» Written problem:
Leaving out every picture, quote the data below exactly as it appears.
## begin Data provided
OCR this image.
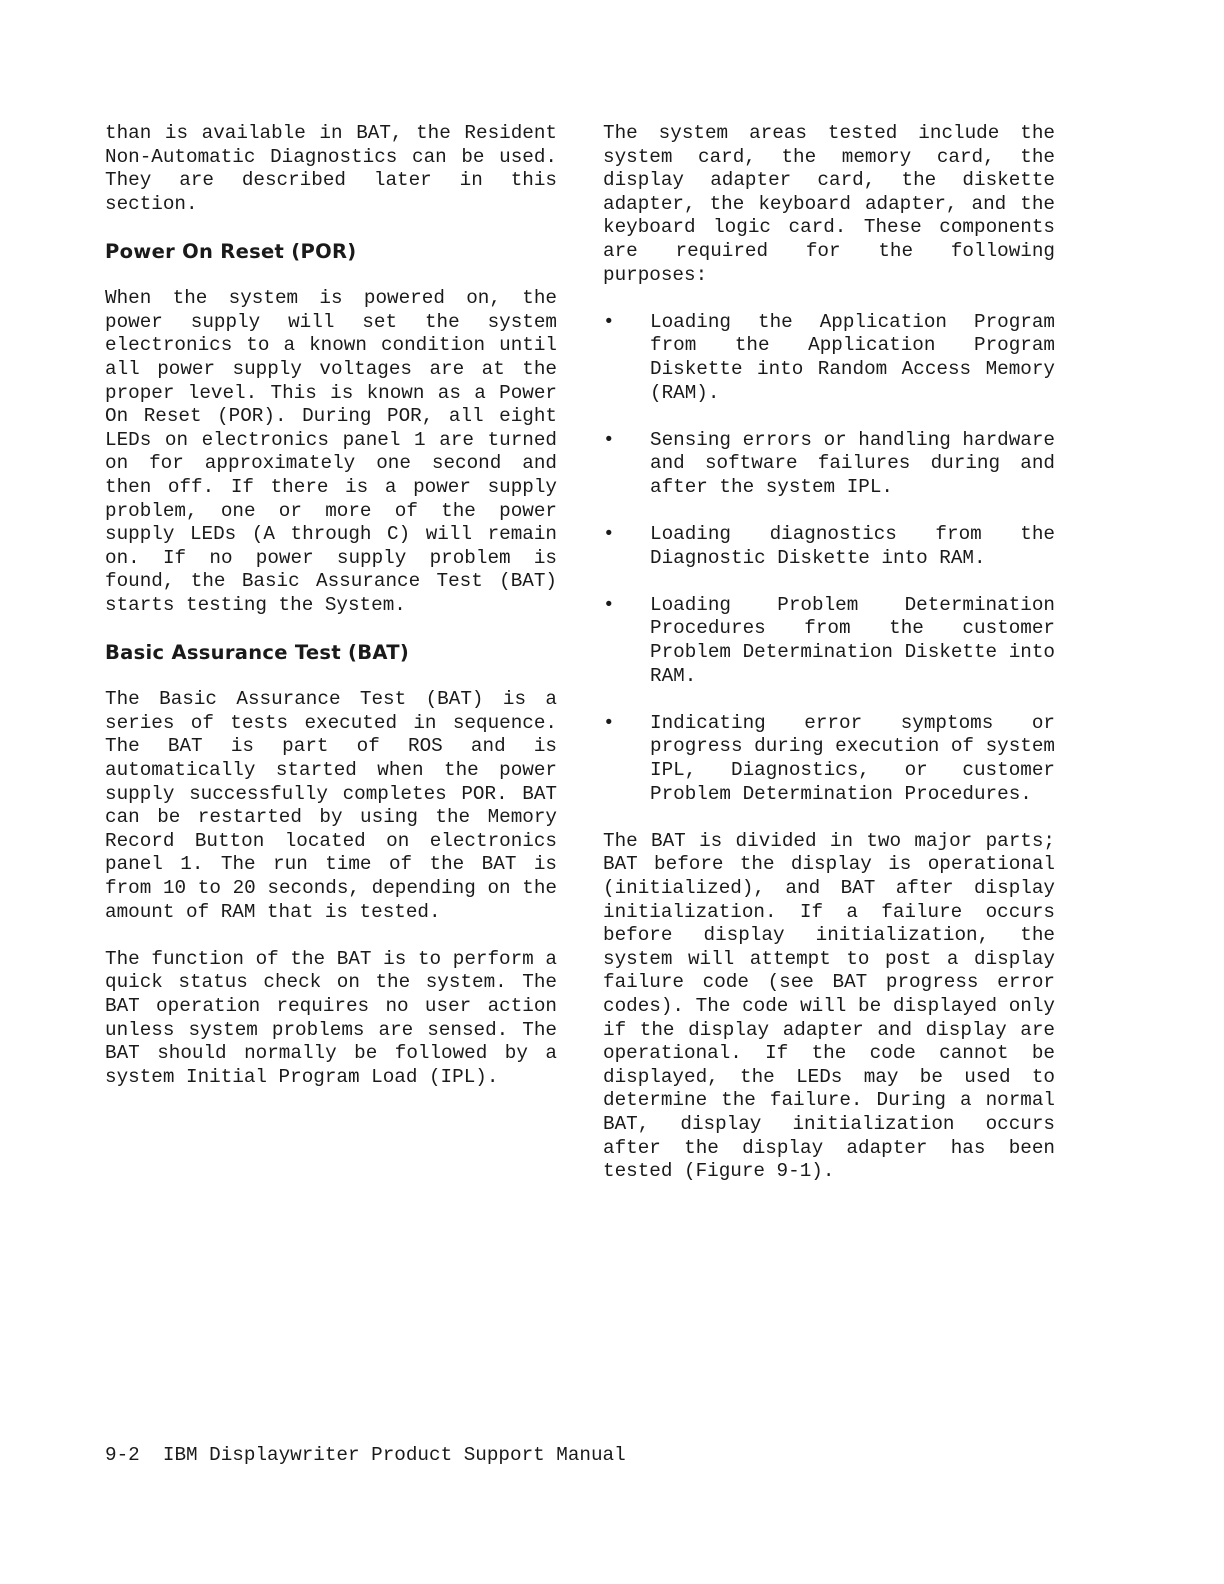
than is available in BAT, the Resident Non-Automatic Diagnostics can be used. They are described later in this section.

Power On Reset (POR)

When the system is powered on, the power supply will set the system electronics to a known condition until all power supply voltages are at the proper level. This is known as a Power On Reset (POR). During POR, all eight LEDs on electronics panel 1 are turned on for approximately one second and then off. If there is a power supply problem, one or more of the power supply LEDs (A through C) will remain on. If no power supply problem is found, the Basic Assurance Test (BAT) starts testing the System.

Basic Assurance Test (BAT)

The Basic Assurance Test (BAT) is a series of tests executed in sequence. The BAT is part of ROS and is automatically started when the power supply successfully completes POR. BAT can be restarted by using the Memory Record Button located on electronics panel 1. The run time of the BAT is from 10 to 20 seconds, depending on the amount of RAM that is tested.

The function of the BAT is to perform a quick status check on the system. The BAT operation requires no user action unless system problems are sensed. The BAT should normally be followed by a system Initial Program Load (IPL).

The system areas tested include the system card, the memory card, the display adapter card, the diskette adapter, the keyboard adapter, and the keyboard logic card. These components are required for the following purposes:

• Loading the Application Program from the Application Program Diskette into Random Access Memory (RAM).
• Sensing errors or handling hardware and software failures during and after the system IPL.
• Loading diagnostics from the Diagnostic Diskette into RAM.
• Loading Problem Determination Procedures from the customer Problem Determination Diskette into RAM.
• Indicating error symptoms or progress during execution of system IPL, Diagnostics, or customer Problem Determination Procedures.

The BAT is divided in two major parts; BAT before the display is operational (initialized), and BAT after display initialization. If a failure occurs before display initialization, the system will attempt to post a display failure code (see BAT progress error codes). The code will be displayed only if the display adapter and display are operational. If the code cannot be displayed, the LEDs may be used to determine the failure. During a normal BAT, display initialization occurs after the display adapter has been tested (Figure 9-1).

9-2 IBM Displaywriter Product Support Manual
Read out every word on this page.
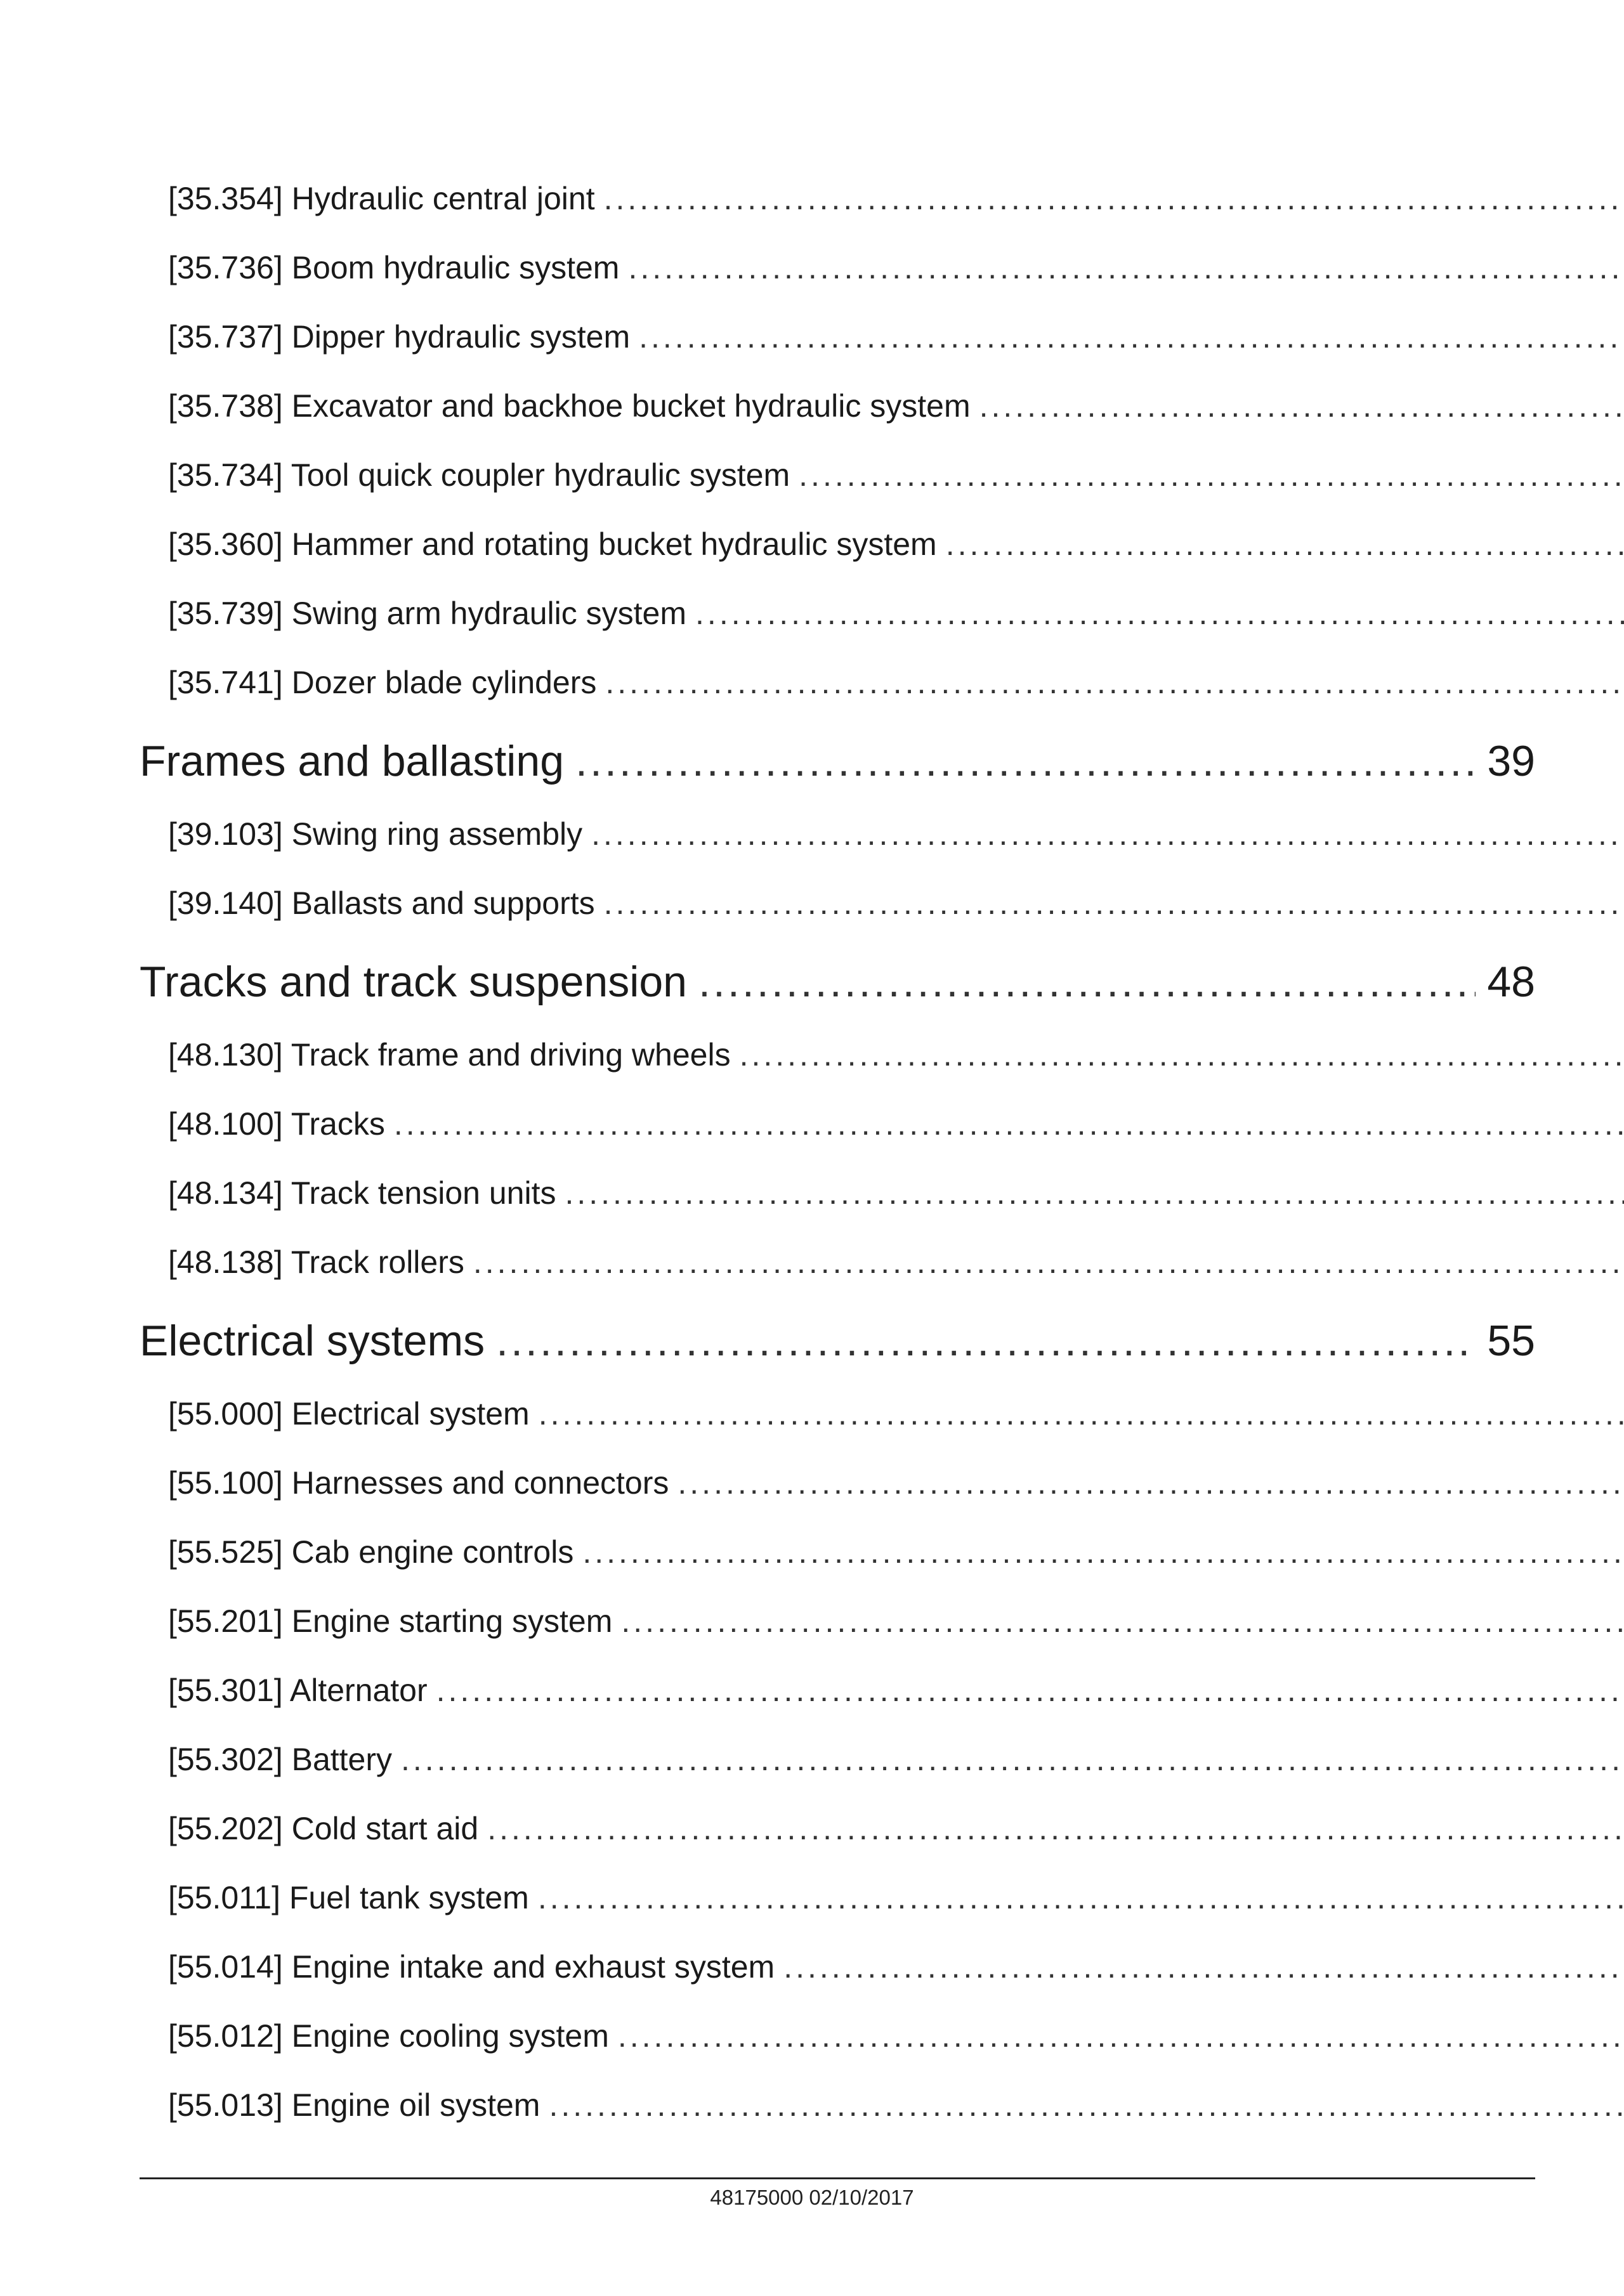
[35.354] Hydraulic central joint
.....
[35.736] Boom hydraulic system
.....
[35.737] Dipper hydraulic system
.....
[35.738] Excavator and backhoe bucket hydraulic system
.....
[35.734] Tool quick coupler hydraulic system
.....
[35.360] Hammer and rotating bucket hydraulic system
.....
[35.739] Swing arm hydraulic system
.....
[35.741] Dozer blade cylinders
.....
Frames and ballasting .....	39
[39.103] Swing ring assembly
.....
[39.140] Ballasts and supports
.....
Tracks and track suspension .....	48
[48.130] Track frame and driving wheels
.....
[48.100] Tracks
.....
[48.134] Track tension units
.....
[48.138] Track rollers
.....
Electrical systems .....	55
[55.000] Electrical system
.....
[55.100] Harnesses and connectors
.....
[55.525] Cab engine controls
.....
[55.201] Engine starting system
.....
[55.301] Alternator
.....
[55.302] Battery
.....
[55.202] Cold start aid
.....
[55.011] Fuel tank system
.....
[55.014] Engine intake and exhaust system
.....
[55.012] Engine cooling system
.....
[55.013] Engine oil system
.....
48175000 02/10/2017
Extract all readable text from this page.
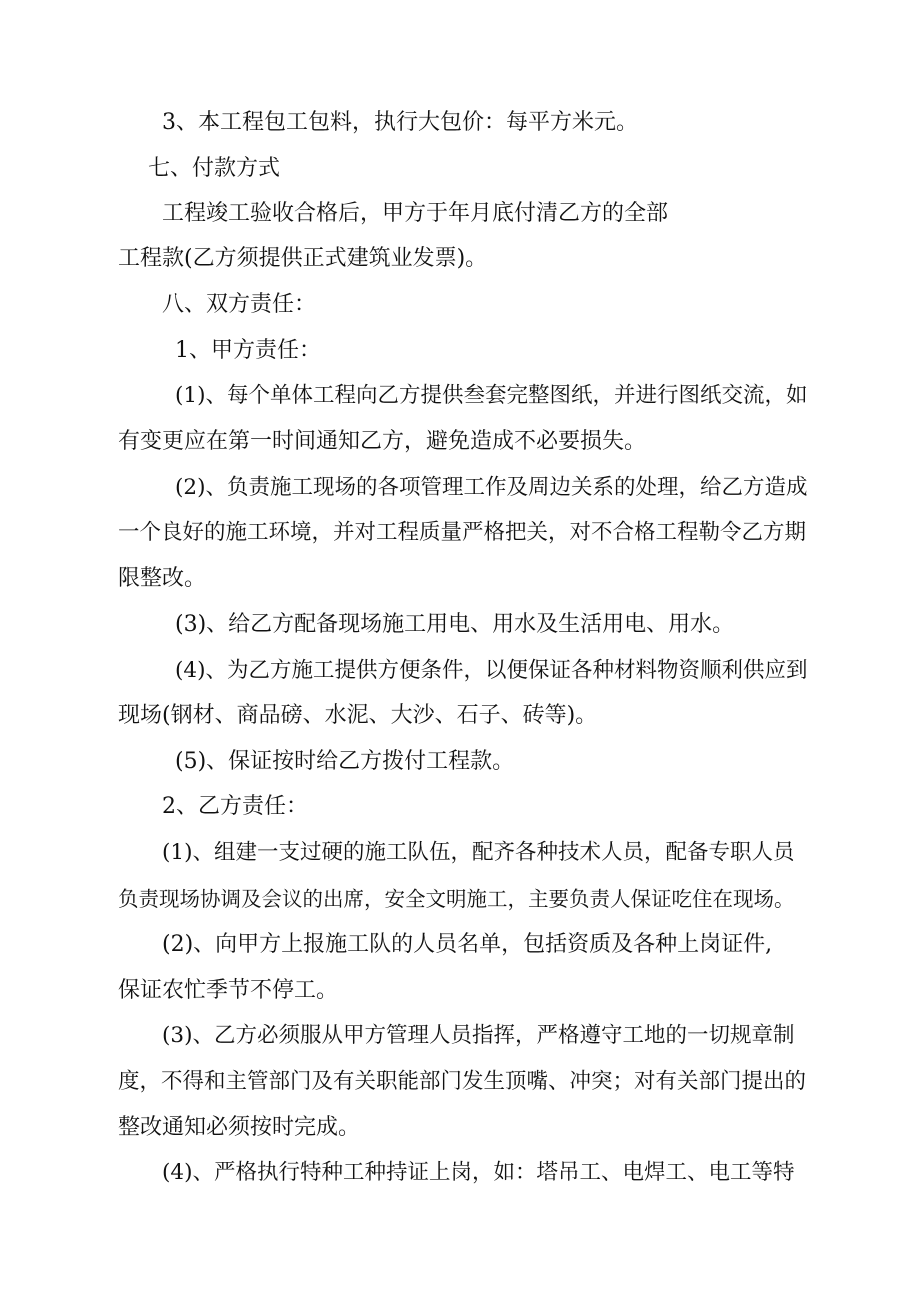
3、本工程包工包料，执行大包价：每平方米元。
七、付款方式
工程竣工验收合格后，甲方于年月底付清乙方的全部
工程款(乙方须提供正式建筑业发票)。
八、双方责任：
1、甲方责任：
(1)、每个单体工程向乙方提供叁套完整图纸，并进行图纸交流，如
有变更应在第一时间通知乙方，避免造成不必要损失。
(2)、负责施工现场的各项管理工作及周边关系的处理，给乙方造成
一个良好的施工环境，并对工程质量严格把关，对不合格工程勒令乙方期
限整改。
(3)、给乙方配备现场施工用电、用水及生活用电、用水。
(4)、为乙方施工提供方便条件，以便保证各种材料物资顺利供应到
现场(钢材、商品磅、水泥、大沙、石子、砖等)。
(5)、保证按时给乙方拨付工程款。
2、乙方责任：
(1)、组建一支过硬的施工队伍，配齐各种技术人员，配备专职人员
负责现场协调及会议的出席，安全文明施工，主要负责人保证吃住在现场。
(2)、向甲方上报施工队的人员名单，包括资质及各种上岗证件,
保证农忙季节不停工。
(3)、乙方必须服从甲方管理人员指挥，严格遵守工地的一切规章制
度，不得和主管部门及有关职能部门发生顶嘴、冲突；对有关部门提出的
整改通知必须按时完成。
(4)、严格执行特种工种持证上岗，如：塔吊工、电焊工、电工等特
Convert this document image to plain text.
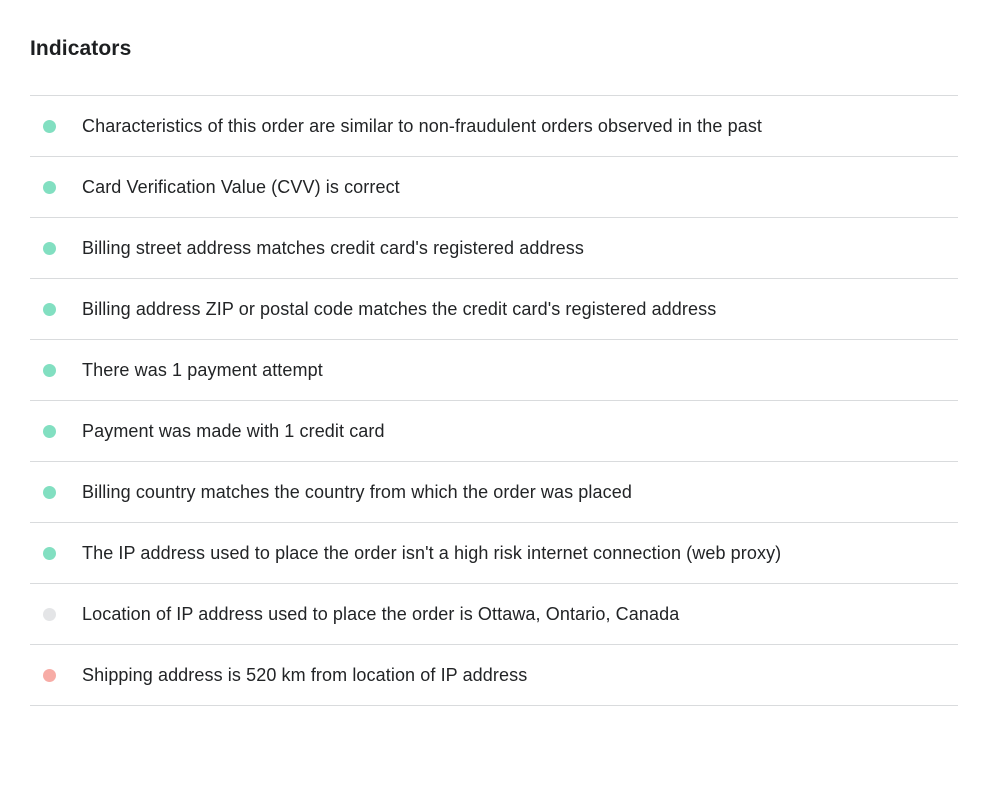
Indicators
Characteristics of this order are similar to non-fraudulent orders observed in the past
Card Verification Value (CVV) is correct
Billing street address matches credit card's registered address
Billing address ZIP or postal code matches the credit card's registered address
There was 1 payment attempt
Payment was made with 1 credit card
Billing country matches the country from which the order was placed
The IP address used to place the order isn't a high risk internet connection (web proxy)
Location of IP address used to place the order is Ottawa, Ontario, Canada
Shipping address is 520 km from location of IP address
## end Data provided
» Task response:
OCR this image.
than is available in BAT, the Resident Non-Automatic Diagnostics can be used. They are described later in this section.

Power On Reset (POR)

When the system is powered on, the power supply will set the system electronics to a known condition until all power supply voltages are at the proper level. This is known as a Power On Reset (POR). During POR, all eight LEDs on electronics panel 1 are turned on for approximately one second and then off. If there is a power supply problem, one or more of the power supply LEDs (A through C) will remain on. If no power supply problem is found, the Basic Assurance Test (BAT) starts testing the System.

Basic Assurance Test (BAT)

The Basic Assurance Test (BAT) is a series of tests executed in sequence. The BAT is part of ROS and is automatically started when the power supply successfully completes POR. BAT can be restarted by using the Memory Record Button located on electronics panel 1. The run time of the BAT is from 10 to 20 seconds, depending on the amount of RAM that is tested.

The function of the BAT is to perform a quick status check on the system. The BAT operation requires no user action unless system problems are sensed. The BAT should normally be followed by a system Initial Program Load (IPL).

The system areas tested include the system card, the memory card, the display adapter card, the diskette adapter, the keyboard adapter, and the keyboard logic card. These components are required for the following purposes:

• Loading the Application Program from the Application Program Diskette into Random Access Memory (RAM).
• Sensing errors or handling hardware and software failures during and after the system IPL.
• Loading diagnostics from the Diagnostic Diskette into RAM.
• Loading Problem Determination Procedures from the customer Problem Determination Diskette into RAM.
• Indicating error symptoms or progress during execution of system IPL, Diagnostics, or customer Problem Determination Procedures.

The BAT is divided in two major parts; BAT before the display is operational (initialized), and BAT after display initialization. If a failure occurs before display initialization, the system will attempt to post a display failure code (see BAT progress error codes). The code will be displayed only if the display adapter and display are operational. If the code cannot be displayed, the LEDs may be used to determine the failure. During a normal BAT, display initialization occurs after the display adapter has been tested (Figure 9-1).

9-2 IBM Displaywriter Product Support Manual
Read out every word on this page.
[35.354] Hydraulic central joint
.....
[35.736] Boom hydraulic system
.....
[35.737] Dipper hydraulic system
.....
[35.738] Excavator and backhoe bucket hydraulic system
.....
[35.734] Tool quick coupler hydraulic system
.....
[35.360] Hammer and rotating bucket hydraulic system
.....
[35.739] Swing arm hydraulic system
.....
[35.741] Dozer blade cylinders
.....
Frames and ballasting .....	39
[39.103] Swing ring assembly
.....
[39.140] Ballasts and supports
.....
Tracks and track suspension .....	48
[48.130] Track frame and driving wheels
.....
[48.100] Tracks
.....
[48.134] Track tension units
.....
[48.138] Track rollers
.....
Electrical systems .....	55
[55.000] Electrical system
.....
[55.100] Harnesses and connectors
.....
[55.525] Cab engine controls
.....
[55.201] Engine starting system
.....
[55.301] Alternator
.....
[55.302] Battery
.....
[55.202] Cold start aid
.....
[55.011] Fuel tank system
.....
[55.014] Engine intake and exhaust system
.....
[55.012] Engine cooling system
.....
[55.013] Engine oil system
.....
48175000 02/10/2017
Extract all readable text from this page.
3、本工程包工包料，执行大包价：每平方米元。
七、付款方式
工程竣工验收合格后，甲方于年月底付清乙方的全部
工程款(乙方须提供正式建筑业发票)。
八、双方责任：
1、甲方责任：
(1)、每个单体工程向乙方提供叁套完整图纸，并进行图纸交流，如
有变更应在第一时间通知乙方，避免造成不必要损失。
(2)、负责施工现场的各项管理工作及周边关系的处理，给乙方造成
一个良好的施工环境，并对工程质量严格把关，对不合格工程勒令乙方期
限整改。
(3)、给乙方配备现场施工用电、用水及生活用电、用水。
(4)、为乙方施工提供方便条件，以便保证各种材料物资顺利供应到
现场(钢材、商品磅、水泥、大沙、石子、砖等)。
(5)、保证按时给乙方拨付工程款。
2、乙方责任：
(1)、组建一支过硬的施工队伍，配齐各种技术人员，配备专职人员
负责现场协调及会议的出席，安全文明施工，主要负责人保证吃住在现场。
(2)、向甲方上报施工队的人员名单，包括资质及各种上岗证件,
保证农忙季节不停工。
(3)、乙方必须服从甲方管理人员指挥，严格遵守工地的一切规章制
度，不得和主管部门及有关职能部门发生顶嘴、冲突；对有关部门提出的
整改通知必须按时完成。
(4)、严格执行特种工种持证上岗，如：塔吊工、电焊工、电工等特
Convert this document image to plain text.
Indicators
Characteristics of this order are similar to non-fraudulent orders observed in the past
Card Verification Value (CVV) is correct
Billing street address matches credit card's registered address
Billing address ZIP or postal code matches the credit card's registered address
There was 1 payment attempt
Payment was made with 1 credit card
Billing country matches the country from which the order was placed
The IP address used to place the order isn't a high risk internet connection (web proxy)
Location of IP address used to place the order is Ottawa, Ontario, Canada
Shipping address is 520 km from location of IP address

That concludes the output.